| YOUR OBJECTIVE |
Print out the material that follows word for word.

++++ EXTRACTED RECORDS ++++

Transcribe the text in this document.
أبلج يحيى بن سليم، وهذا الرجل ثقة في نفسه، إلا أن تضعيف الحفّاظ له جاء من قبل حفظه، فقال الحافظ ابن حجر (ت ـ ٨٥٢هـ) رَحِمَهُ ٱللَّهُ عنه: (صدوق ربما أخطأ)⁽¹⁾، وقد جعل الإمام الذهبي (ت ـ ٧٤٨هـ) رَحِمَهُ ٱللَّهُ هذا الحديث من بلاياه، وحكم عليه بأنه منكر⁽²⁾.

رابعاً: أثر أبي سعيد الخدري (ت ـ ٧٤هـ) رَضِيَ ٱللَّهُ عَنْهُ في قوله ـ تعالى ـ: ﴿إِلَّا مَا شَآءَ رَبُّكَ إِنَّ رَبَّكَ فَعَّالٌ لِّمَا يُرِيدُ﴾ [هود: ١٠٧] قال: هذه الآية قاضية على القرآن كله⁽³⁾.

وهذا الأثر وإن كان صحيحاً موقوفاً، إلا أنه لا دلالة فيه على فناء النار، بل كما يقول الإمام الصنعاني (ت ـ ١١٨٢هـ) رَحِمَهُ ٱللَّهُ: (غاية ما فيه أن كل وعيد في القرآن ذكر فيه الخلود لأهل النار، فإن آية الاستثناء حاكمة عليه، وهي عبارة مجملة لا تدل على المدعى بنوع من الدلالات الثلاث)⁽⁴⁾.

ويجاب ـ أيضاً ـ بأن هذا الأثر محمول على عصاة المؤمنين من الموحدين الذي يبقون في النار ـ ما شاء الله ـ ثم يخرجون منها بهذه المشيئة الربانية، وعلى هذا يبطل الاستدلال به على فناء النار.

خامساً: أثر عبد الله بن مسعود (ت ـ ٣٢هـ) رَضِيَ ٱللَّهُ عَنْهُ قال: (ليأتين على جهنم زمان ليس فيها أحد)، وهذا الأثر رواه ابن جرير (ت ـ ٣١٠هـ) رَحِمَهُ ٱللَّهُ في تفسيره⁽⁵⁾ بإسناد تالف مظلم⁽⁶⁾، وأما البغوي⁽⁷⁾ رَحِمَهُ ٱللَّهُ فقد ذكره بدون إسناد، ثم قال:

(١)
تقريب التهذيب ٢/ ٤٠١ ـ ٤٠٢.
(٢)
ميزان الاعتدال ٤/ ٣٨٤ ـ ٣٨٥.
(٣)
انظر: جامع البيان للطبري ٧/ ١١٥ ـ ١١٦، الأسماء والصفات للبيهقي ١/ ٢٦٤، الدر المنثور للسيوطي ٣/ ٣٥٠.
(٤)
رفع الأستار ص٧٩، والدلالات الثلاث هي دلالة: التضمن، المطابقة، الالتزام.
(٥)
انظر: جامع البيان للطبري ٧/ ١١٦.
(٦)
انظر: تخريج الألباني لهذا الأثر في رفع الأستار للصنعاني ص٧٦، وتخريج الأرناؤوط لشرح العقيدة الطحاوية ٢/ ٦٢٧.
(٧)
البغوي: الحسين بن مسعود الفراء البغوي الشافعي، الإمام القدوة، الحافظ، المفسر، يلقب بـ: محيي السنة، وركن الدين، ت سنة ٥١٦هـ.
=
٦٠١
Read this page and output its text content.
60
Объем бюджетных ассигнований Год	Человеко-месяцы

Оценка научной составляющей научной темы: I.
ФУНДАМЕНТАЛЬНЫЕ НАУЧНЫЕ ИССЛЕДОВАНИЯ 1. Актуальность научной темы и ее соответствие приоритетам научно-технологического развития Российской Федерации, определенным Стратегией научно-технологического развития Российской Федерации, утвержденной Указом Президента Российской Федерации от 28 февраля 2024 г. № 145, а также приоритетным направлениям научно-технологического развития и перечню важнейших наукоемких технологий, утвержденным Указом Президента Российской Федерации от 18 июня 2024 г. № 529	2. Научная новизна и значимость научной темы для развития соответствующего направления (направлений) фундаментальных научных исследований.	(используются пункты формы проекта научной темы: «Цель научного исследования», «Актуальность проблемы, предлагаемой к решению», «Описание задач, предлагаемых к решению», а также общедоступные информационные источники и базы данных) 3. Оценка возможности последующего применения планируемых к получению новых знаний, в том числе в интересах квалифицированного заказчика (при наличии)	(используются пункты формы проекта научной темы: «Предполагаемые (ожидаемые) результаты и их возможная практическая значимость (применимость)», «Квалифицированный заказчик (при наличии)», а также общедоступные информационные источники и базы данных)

++++

| SOLUTION FOR THIS PROBLEM |
Transcribe the text in this document.
أبلج يحيى بن سليم، وهذا الرجل ثقة في نفسه، إلا أن تضعيف الحفّاظ له جاء من قبل حفظه، فقال الحافظ ابن حجر (ت ـ ٨٥٢هـ) رَحِمَهُ ٱللَّهُ عنه: (صدوق ربما أخطأ)⁽¹⁾، وقد جعل الإمام الذهبي (ت ـ ٧٤٨هـ) رَحِمَهُ ٱللَّهُ هذا الحديث من بلاياه، وحكم عليه بأنه منكر⁽²⁾.

رابعاً: أثر أبي سعيد الخدري (ت ـ ٧٤هـ) رَضِيَ ٱللَّهُ عَنْهُ في قوله ـ تعالى ـ: ﴿إِلَّا مَا شَآءَ رَبُّكَ إِنَّ رَبَّكَ فَعَّالٌ لِّمَا يُرِيدُ﴾ [هود: ١٠٧] قال: هذه الآية قاضية على القرآن كله⁽³⁾.

وهذا الأثر وإن كان صحيحاً موقوفاً، إلا أنه لا دلالة فيه على فناء النار، بل كما يقول الإمام الصنعاني (ت ـ ١١٨٢هـ) رَحِمَهُ ٱللَّهُ: (غاية ما فيه أن كل وعيد في القرآن ذكر فيه الخلود لأهل النار، فإن آية الاستثناء حاكمة عليه، وهي عبارة مجملة لا تدل على المدعى بنوع من الدلالات الثلاث)⁽⁴⁾.

ويجاب ـ أيضاً ـ بأن هذا الأثر محمول على عصاة المؤمنين من الموحدين الذي يبقون في النار ـ ما شاء الله ـ ثم يخرجون منها بهذه المشيئة الربانية، وعلى هذا يبطل الاستدلال به على فناء النار.

خامساً: أثر عبد الله بن مسعود (ت ـ ٣٢هـ) رَضِيَ ٱللَّهُ عَنْهُ قال: (ليأتين على جهنم زمان ليس فيها أحد)، وهذا الأثر رواه ابن جرير (ت ـ ٣١٠هـ) رَحِمَهُ ٱللَّهُ في تفسيره⁽⁵⁾ بإسناد تالف مظلم⁽⁶⁾، وأما البغوي⁽⁷⁾ رَحِمَهُ ٱللَّهُ فقد ذكره بدون إسناد، ثم قال:

(١)
تقريب التهذيب ٢/ ٤٠١ ـ ٤٠٢.
(٢)
ميزان الاعتدال ٤/ ٣٨٤ ـ ٣٨٥.
(٣)
انظر: جامع البيان للطبري ٧/ ١١٥ ـ ١١٦، الأسماء والصفات للبيهقي ١/ ٢٦٤، الدر المنثور للسيوطي ٣/ ٣٥٠.
(٤)
رفع الأستار ص٧٩، والدلالات الثلاث هي دلالة: التضمن، المطابقة، الالتزام.
(٥)
انظر: جامع البيان للطبري ٧/ ١١٦.
(٦)
انظر: تخريج الألباني لهذا الأثر في رفع الأستار للصنعاني ص٧٦، وتخريج الأرناؤوط لشرح العقيدة الطحاوية ٢/ ٦٢٧.
(٧)
البغوي: الحسين بن مسعود الفراء البغوي الشافعي، الإمام القدوة، الحافظ، المفسر، يلقب بـ: محيي السنة، وركن الدين، ت سنة ٥١٦هـ.
=
٦٠١
Read this page and output its text content.
60
Объем бюджетных ассигнований Год	Человеко-месяцы

Оценка научной составляющей научной темы: I.
ФУНДАМЕНТАЛЬНЫЕ НАУЧНЫЕ ИССЛЕДОВАНИЯ 1. Актуальность научной темы и ее соответствие приоритетам научно-технологического развития Российской Федерации, определенным Стратегией научно-технологического развития Российской Федерации, утвержденной Указом Президента Российской Федерации от 28 февраля 2024 г. № 145, а также приоритетным направлениям научно-технологического развития и перечню важнейших наукоемких технологий, утвержденным Указом Президента Российской Федерации от 18 июня 2024 г. № 529	2. Научная новизна и значимость научной темы для развития соответствующего направления (направлений) фундаментальных научных исследований.	(используются пункты формы проекта научной темы: «Цель научного исследования», «Актуальность проблемы, предлагаемой к решению», «Описание задач, предлагаемых к решению», а также общедоступные информационные источники и базы данных) 3. Оценка возможности последующего применения планируемых к получению новых знаний, в том числе в интересах квалифицированного заказчика (при наличии)	(используются пункты формы проекта научной темы: «Предполагаемые (ожидаемые) результаты и их возможная практическая значимость (применимость)», «Квалифицированный заказчик (при наличии)», а также общедоступные информационные источники и базы данных)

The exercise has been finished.